* 文書抜粋:
◆ ◆ ◆ ◆ ◆ ◆ ◆

尋常科
尋常科(じんじょうか)とは、学校教育法施行以前の日本の旧制学校における課程の名称。より高い上位の課程である「高等科」と対で用いられる。
旧制小学校
編集旧制小学校の「尋常科」は義務教育期間である尋常小学校の課程をいい、修業年限は就学義務年齢の6歳から6年間であった[1]。1941年の国民学校令により「初等科」と改称された。
旧制中学校・旧制高等学校
編集旧制中等教育および旧制高等教育における「尋常科」は(旧制)中学校に相当する課程(修業年限5年)[2]をさす。
尋常中学校
編集1886年の第一次中学校令では中学校を「尋常中学校」および「高等中学校」[3]の2種に分け、前者の修業年限を5年としたが、1899年の第二次中学校令により尋常中学校は「中学校」(旧制中学校)と改称された。

◆ ◆ ◆ ◆ ◆ ◆ ◆

* 課題の目的: 尋常科の解説のうち、「旧制中学校・旧制高等学校」から「(旧制中学校)と改称された。」までをすべて書き出し、その中の「修業年限」を「在学年限」に置き換えてください。 記録は参照しなくてかまいません。

◆ ◆ ◆ ◆ ◆ ◆ ◆

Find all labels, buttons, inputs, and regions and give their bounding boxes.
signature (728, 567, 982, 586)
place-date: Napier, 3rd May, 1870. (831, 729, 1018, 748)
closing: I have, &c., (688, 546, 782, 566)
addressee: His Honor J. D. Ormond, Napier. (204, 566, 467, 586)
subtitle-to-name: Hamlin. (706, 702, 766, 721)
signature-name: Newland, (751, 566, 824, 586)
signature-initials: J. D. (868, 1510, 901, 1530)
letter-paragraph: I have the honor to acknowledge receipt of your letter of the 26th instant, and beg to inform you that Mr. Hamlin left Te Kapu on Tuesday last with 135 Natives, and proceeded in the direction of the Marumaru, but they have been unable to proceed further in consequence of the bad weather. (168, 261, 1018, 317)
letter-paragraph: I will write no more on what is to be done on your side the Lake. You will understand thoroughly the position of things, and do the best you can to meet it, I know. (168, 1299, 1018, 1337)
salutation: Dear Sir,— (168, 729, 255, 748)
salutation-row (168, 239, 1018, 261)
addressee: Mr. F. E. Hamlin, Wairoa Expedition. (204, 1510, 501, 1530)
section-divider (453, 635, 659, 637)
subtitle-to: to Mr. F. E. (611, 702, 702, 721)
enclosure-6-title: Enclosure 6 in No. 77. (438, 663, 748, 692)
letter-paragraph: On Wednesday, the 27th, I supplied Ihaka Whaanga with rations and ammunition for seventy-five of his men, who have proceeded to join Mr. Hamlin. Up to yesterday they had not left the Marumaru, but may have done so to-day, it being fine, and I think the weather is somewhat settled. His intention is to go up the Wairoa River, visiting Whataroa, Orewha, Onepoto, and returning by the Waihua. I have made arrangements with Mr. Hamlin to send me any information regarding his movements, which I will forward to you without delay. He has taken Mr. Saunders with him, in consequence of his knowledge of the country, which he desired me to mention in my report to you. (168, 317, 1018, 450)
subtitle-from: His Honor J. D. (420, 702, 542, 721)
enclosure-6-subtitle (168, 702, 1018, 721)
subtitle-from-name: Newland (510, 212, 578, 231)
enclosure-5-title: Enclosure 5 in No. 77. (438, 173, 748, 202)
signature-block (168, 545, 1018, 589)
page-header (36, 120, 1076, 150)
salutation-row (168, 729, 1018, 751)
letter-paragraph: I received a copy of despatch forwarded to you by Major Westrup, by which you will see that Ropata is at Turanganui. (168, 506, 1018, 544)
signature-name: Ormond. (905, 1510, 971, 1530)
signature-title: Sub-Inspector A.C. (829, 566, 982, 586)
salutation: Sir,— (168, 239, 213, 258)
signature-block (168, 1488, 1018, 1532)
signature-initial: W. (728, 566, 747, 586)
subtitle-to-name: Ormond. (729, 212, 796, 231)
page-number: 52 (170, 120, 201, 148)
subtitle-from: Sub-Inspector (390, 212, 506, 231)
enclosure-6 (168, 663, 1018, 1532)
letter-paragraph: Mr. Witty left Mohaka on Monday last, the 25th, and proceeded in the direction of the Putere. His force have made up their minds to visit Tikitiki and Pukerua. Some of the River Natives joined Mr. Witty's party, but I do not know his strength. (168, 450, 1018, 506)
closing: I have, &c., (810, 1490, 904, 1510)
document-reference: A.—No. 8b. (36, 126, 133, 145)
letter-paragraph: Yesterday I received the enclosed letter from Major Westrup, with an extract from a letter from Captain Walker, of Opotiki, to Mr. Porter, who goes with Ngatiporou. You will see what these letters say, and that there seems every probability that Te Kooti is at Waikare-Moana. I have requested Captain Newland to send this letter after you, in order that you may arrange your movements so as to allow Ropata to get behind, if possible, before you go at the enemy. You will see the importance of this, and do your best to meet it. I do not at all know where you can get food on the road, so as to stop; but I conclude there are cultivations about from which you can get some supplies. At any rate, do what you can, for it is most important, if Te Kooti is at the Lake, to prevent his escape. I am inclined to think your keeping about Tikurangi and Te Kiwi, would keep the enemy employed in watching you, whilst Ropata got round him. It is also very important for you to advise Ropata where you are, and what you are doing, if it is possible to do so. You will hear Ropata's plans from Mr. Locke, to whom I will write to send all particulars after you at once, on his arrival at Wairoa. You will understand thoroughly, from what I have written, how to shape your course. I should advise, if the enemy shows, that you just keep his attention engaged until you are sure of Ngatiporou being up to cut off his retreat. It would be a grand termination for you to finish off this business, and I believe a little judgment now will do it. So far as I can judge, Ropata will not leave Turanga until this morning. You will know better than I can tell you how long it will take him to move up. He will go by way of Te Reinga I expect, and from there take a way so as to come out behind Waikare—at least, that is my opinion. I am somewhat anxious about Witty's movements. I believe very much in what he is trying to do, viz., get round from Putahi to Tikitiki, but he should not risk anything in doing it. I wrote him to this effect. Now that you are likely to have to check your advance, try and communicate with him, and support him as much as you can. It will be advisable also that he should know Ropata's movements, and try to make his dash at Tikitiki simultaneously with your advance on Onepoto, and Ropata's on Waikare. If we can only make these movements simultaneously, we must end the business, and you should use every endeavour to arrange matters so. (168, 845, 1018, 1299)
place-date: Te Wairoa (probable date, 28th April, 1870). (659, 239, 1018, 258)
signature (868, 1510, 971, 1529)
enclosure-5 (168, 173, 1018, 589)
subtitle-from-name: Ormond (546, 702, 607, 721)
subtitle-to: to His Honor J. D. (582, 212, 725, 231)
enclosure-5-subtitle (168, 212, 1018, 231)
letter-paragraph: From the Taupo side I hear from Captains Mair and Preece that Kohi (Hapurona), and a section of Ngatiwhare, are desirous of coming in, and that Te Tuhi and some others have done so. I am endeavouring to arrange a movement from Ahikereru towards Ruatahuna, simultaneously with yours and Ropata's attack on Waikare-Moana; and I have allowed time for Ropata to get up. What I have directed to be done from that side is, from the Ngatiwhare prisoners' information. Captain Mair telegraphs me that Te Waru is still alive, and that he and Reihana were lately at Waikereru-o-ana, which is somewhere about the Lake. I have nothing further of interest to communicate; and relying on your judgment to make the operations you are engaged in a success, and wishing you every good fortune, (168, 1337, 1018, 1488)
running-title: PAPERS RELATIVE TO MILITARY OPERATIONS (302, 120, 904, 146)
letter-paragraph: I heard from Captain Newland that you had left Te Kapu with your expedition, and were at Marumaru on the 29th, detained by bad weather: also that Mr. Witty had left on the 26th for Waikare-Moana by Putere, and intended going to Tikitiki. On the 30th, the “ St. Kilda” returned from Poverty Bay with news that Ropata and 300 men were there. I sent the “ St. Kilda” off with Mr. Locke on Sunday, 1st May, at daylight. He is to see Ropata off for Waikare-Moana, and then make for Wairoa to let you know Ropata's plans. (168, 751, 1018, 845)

◆ ◆ ◆ ◆ ◆ ◆ ◆

* 解答:
旧制中学校・旧制高等学校
編集旧制中等教育および旧制高等教育における「尋常科」は(旧制)中学校に相当する課程(在学年限5年)[2]をさす。
尋常中学校
編集1886年の第一次中学校令では中学校を「尋常中学校」および「高等中学校」[3]の2種に分け、前者の在学年限を5年としたが、1899年の第二次中学校令により尋常中学校は「中学校」(旧制中学校)と改称された。